## [What you have to do]
Copy each line that contains the word "가업승계".

## [Records for this exercise]

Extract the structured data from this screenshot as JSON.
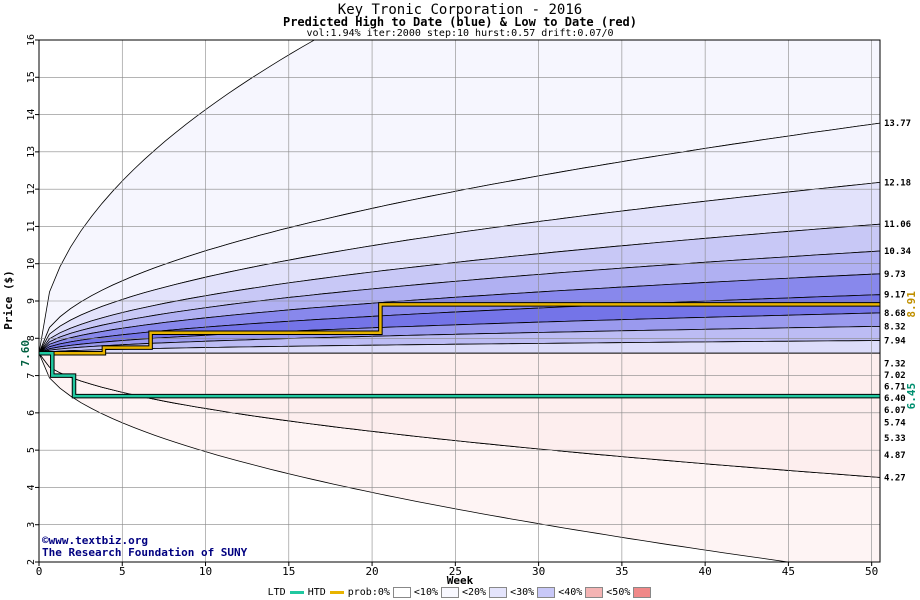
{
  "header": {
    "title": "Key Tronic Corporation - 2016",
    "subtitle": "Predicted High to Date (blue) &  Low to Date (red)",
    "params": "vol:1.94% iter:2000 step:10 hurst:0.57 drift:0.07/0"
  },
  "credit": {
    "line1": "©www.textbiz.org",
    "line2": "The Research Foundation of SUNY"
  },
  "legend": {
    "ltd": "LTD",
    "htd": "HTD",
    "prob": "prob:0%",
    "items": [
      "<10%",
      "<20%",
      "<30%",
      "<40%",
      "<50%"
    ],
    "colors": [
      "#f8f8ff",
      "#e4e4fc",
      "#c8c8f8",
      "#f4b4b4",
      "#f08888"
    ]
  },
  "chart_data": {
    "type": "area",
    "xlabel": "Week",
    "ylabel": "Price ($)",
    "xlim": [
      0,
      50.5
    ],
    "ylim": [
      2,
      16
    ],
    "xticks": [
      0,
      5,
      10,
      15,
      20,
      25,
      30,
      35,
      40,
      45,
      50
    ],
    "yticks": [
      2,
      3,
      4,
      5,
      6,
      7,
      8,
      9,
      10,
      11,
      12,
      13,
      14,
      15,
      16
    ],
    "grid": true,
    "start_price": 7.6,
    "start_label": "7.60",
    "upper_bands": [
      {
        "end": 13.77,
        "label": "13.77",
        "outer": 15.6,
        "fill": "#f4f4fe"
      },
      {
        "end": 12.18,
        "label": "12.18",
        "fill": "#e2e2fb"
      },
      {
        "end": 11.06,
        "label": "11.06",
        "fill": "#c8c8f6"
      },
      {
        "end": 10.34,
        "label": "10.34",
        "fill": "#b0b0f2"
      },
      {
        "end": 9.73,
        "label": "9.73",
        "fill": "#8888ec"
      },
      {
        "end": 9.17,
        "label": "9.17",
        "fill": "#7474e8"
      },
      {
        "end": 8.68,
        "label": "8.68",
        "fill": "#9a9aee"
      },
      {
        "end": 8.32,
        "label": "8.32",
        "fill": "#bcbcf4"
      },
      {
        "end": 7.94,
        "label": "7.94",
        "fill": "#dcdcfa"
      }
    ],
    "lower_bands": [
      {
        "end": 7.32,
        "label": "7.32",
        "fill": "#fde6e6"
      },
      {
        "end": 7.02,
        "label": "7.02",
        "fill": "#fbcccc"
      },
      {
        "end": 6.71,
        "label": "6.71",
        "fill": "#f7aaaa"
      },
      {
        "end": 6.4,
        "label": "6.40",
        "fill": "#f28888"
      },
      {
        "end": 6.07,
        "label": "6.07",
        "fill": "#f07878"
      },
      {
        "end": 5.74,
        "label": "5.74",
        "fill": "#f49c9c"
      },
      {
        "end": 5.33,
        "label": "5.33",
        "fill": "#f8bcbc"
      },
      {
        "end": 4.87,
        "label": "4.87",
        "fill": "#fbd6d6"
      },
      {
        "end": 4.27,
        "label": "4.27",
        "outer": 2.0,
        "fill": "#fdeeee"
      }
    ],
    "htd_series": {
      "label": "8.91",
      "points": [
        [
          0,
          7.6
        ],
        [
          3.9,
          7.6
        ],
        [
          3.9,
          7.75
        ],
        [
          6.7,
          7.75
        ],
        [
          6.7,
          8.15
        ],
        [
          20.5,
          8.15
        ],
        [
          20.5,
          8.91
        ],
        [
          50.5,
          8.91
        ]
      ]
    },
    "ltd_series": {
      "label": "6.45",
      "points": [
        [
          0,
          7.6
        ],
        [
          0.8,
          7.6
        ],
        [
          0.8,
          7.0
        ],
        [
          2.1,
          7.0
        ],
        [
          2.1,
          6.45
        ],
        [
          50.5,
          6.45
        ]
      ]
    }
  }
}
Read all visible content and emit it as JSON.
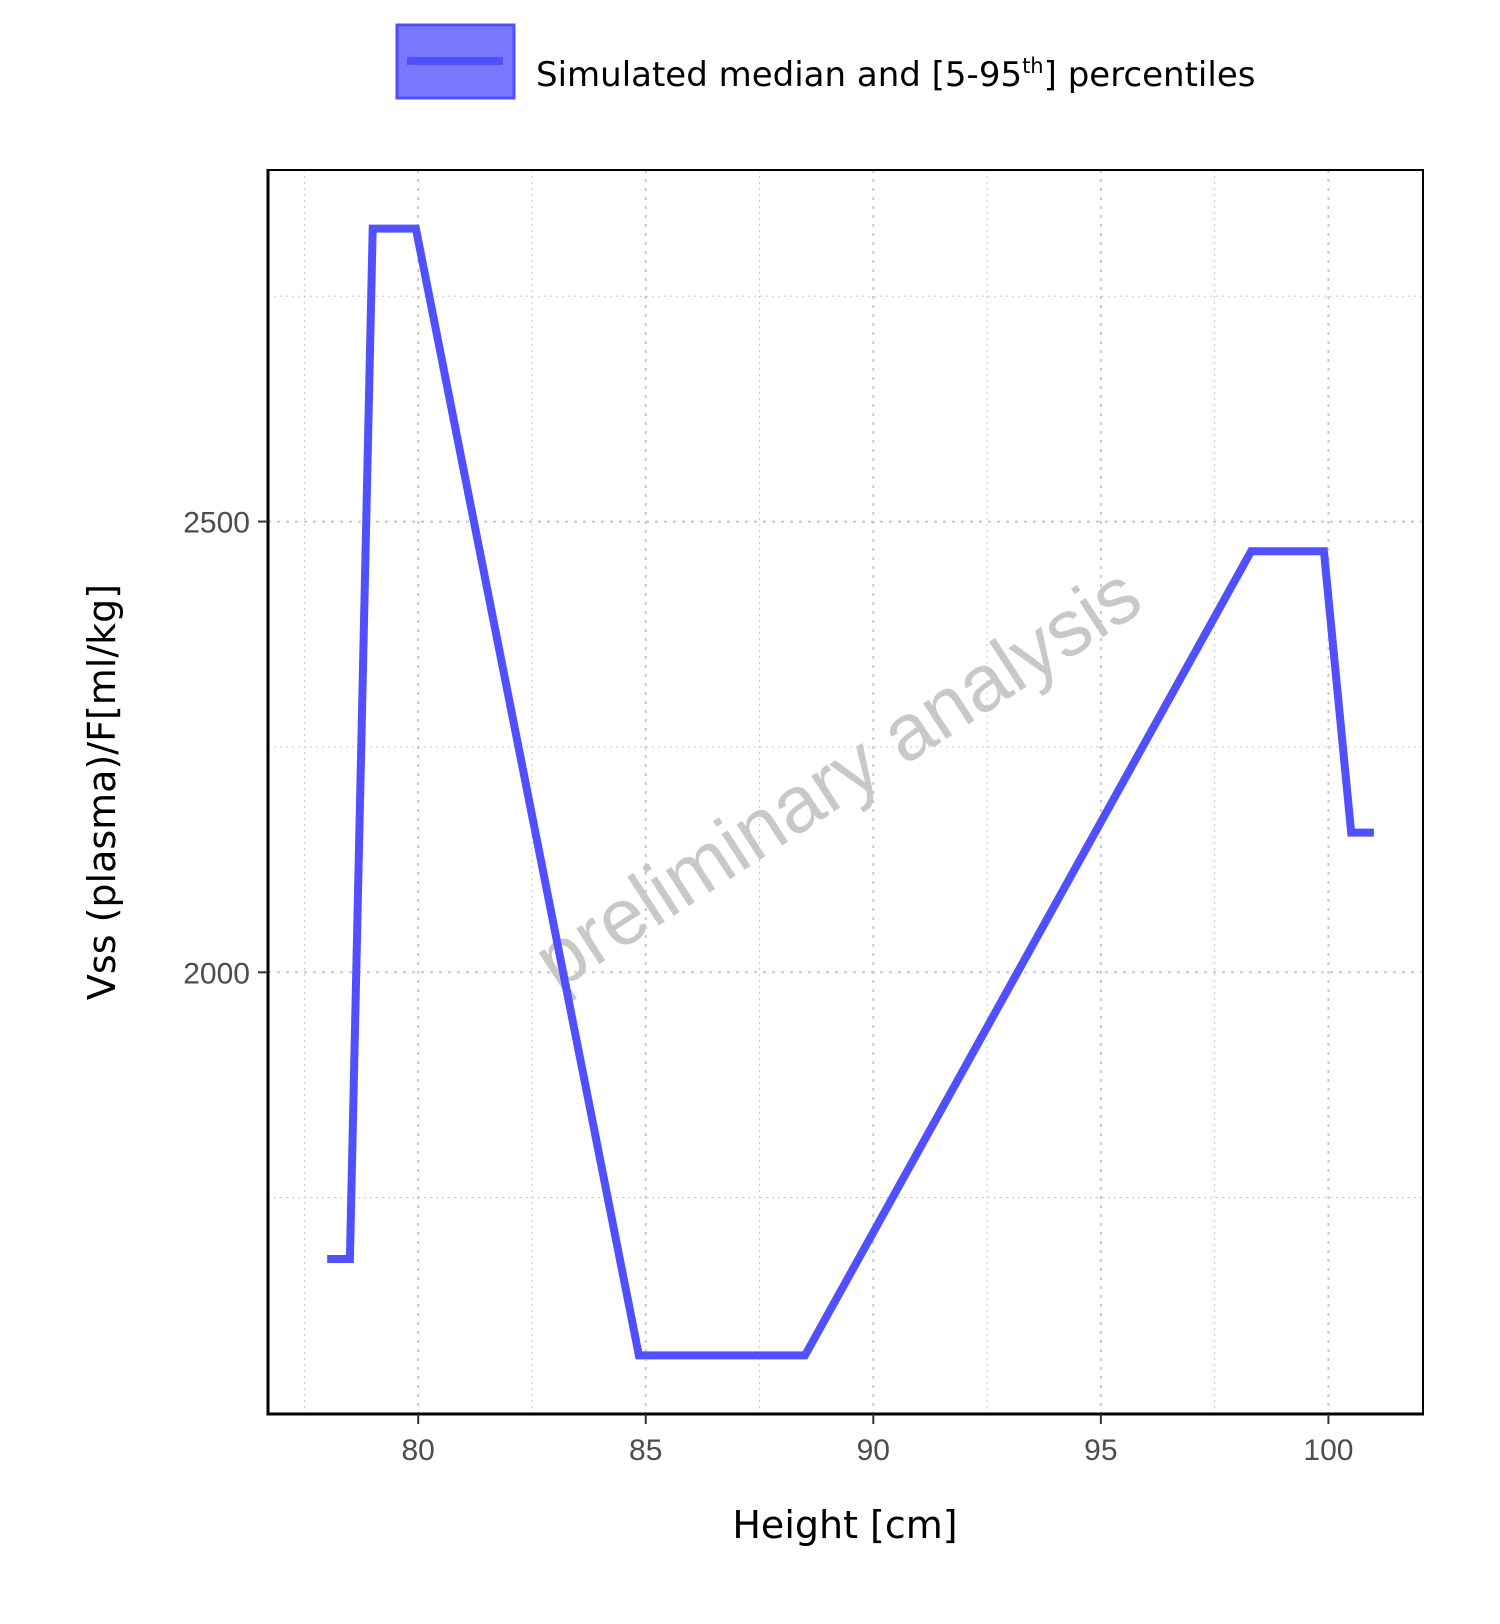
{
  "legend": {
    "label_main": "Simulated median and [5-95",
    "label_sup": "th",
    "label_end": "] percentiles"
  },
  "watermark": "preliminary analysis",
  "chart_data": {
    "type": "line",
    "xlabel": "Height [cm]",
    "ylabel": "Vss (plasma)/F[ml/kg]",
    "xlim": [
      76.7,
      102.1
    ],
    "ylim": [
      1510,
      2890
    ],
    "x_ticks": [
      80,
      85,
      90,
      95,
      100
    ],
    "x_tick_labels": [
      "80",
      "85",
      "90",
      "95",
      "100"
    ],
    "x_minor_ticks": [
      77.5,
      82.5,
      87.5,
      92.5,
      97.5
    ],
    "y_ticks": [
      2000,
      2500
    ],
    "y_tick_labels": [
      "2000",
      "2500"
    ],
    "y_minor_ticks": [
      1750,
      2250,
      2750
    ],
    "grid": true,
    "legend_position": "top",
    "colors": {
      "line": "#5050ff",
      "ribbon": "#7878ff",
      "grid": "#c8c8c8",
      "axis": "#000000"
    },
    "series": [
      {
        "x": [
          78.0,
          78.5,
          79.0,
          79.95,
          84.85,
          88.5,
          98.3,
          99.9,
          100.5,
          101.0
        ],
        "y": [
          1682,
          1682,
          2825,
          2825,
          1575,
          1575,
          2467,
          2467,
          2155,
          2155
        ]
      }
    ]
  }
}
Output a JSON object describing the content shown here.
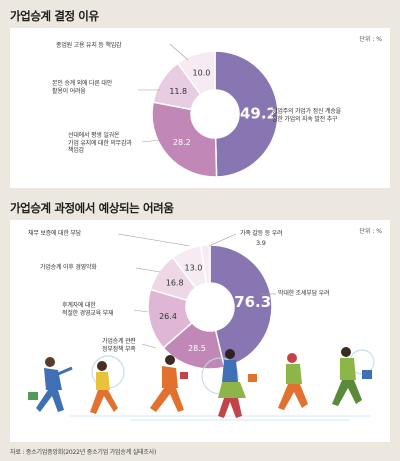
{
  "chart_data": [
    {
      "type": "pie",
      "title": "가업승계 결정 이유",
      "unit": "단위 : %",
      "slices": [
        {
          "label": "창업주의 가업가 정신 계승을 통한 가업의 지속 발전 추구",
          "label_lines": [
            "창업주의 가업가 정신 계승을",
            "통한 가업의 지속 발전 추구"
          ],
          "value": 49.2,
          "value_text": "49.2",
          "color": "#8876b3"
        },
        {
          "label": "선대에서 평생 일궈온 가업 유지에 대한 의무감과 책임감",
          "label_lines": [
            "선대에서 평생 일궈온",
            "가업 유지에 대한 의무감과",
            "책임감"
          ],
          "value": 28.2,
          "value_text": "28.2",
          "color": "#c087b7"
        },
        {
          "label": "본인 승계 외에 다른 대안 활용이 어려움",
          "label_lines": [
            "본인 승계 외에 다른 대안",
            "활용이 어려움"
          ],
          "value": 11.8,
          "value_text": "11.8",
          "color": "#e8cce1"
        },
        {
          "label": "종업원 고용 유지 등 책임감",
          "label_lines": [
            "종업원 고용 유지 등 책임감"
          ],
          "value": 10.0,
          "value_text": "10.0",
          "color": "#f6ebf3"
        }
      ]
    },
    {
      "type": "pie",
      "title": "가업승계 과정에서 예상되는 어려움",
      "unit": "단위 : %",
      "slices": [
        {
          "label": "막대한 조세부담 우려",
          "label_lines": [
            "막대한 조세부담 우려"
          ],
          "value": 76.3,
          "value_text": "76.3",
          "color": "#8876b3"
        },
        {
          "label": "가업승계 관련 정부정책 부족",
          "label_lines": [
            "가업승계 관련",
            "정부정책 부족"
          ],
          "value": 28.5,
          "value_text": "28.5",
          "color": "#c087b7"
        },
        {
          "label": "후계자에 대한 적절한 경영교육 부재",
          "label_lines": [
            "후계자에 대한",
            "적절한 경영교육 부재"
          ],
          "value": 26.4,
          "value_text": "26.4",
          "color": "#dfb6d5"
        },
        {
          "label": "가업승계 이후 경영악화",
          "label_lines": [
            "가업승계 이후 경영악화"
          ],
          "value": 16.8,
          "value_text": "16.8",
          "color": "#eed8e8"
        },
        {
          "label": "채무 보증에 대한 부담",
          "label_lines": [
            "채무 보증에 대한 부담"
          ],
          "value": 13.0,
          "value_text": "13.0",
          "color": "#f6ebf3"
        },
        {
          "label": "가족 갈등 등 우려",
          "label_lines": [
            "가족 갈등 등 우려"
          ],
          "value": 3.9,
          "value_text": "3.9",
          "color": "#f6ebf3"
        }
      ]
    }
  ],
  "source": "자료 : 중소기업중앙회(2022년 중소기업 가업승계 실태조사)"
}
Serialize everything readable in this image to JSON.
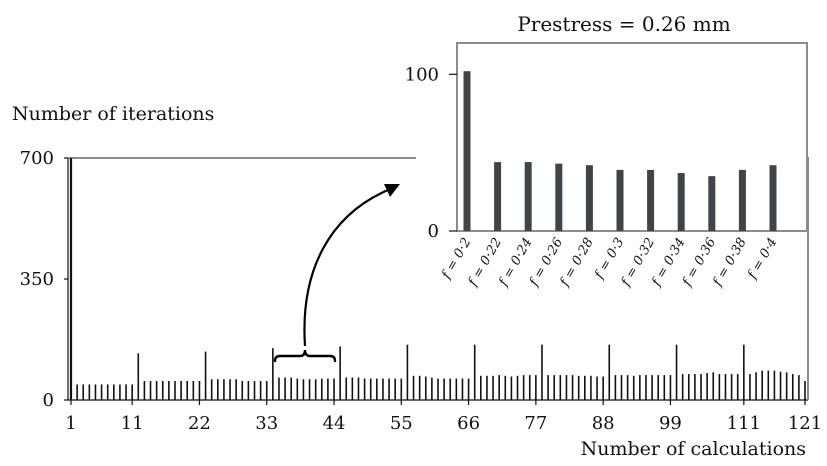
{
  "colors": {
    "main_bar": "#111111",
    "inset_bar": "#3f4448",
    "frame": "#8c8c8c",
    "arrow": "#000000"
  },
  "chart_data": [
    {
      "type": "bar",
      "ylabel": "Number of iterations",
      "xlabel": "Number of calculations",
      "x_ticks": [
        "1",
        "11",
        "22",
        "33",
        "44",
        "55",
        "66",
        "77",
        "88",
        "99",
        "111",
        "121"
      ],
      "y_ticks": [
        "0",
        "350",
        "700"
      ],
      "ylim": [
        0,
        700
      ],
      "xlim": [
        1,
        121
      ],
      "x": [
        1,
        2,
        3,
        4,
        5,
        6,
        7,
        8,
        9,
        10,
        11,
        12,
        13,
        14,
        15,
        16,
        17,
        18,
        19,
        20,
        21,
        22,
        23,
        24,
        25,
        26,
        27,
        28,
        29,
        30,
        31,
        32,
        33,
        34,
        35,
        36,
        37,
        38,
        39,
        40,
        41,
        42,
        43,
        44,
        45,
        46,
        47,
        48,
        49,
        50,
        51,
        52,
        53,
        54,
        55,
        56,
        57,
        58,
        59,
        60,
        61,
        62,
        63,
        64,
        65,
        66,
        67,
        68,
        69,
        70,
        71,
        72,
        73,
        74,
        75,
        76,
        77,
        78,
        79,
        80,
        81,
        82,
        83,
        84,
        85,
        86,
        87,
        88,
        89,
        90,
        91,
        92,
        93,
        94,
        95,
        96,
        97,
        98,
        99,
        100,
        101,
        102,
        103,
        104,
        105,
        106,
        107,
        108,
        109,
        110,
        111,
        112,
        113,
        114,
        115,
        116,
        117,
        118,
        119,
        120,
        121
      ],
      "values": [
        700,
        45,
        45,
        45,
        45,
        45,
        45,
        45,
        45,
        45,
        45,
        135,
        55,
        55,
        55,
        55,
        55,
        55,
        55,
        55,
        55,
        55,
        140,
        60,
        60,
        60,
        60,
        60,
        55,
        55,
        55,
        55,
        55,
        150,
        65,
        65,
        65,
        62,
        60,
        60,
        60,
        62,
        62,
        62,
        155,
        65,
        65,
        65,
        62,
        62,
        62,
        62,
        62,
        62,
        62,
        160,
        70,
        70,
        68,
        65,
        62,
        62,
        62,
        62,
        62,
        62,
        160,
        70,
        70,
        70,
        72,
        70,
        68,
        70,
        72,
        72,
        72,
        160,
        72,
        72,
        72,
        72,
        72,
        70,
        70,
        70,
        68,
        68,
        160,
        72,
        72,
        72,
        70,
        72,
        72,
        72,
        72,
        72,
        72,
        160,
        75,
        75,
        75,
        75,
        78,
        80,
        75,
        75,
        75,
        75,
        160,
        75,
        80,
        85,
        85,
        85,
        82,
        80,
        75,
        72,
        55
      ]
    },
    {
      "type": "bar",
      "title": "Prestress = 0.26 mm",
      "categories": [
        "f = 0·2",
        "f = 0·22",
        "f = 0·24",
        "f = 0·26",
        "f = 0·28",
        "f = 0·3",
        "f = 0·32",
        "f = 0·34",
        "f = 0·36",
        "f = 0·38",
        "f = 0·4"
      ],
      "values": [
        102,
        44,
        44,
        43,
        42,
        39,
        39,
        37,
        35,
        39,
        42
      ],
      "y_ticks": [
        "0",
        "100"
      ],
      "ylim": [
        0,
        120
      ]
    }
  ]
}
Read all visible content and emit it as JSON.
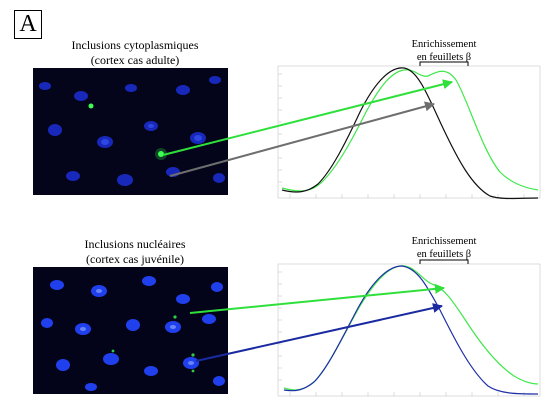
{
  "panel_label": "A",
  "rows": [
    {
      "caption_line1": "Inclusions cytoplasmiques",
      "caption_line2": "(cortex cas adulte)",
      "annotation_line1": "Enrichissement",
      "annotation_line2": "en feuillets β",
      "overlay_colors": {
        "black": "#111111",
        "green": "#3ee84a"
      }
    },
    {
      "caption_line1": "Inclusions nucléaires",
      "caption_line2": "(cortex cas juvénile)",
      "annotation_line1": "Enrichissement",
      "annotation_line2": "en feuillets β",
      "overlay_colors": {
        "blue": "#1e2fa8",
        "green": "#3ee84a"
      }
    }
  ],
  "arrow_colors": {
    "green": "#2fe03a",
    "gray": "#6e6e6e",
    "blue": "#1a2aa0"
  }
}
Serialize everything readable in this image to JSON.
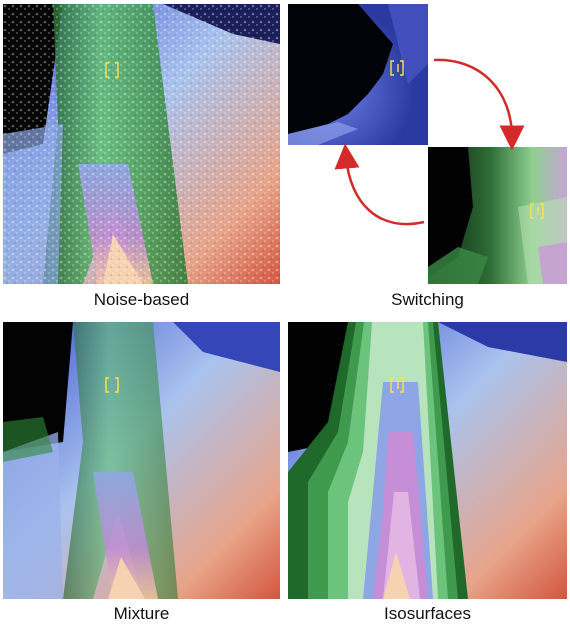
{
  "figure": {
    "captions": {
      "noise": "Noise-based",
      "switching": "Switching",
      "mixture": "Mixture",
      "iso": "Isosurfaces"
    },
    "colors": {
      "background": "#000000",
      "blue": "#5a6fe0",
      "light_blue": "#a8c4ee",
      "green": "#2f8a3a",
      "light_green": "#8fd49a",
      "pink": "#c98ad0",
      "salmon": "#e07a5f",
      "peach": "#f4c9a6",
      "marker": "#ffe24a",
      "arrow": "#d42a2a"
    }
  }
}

## [Answer to this problem]
      "title": "가업승계 결정 이유",
      "title": "가업승계 과정에서 예상되는 어려움",
          "label": "가업승계 관련 정부정책 부족",
            "가업승계 관련",
          "label": "가업승계 이후 경영악화",
            "가업승계 이후 경영악화"
  "source": "자료 : 중소기업중앙회(2022년 중소기업 가업승계 실태조사)"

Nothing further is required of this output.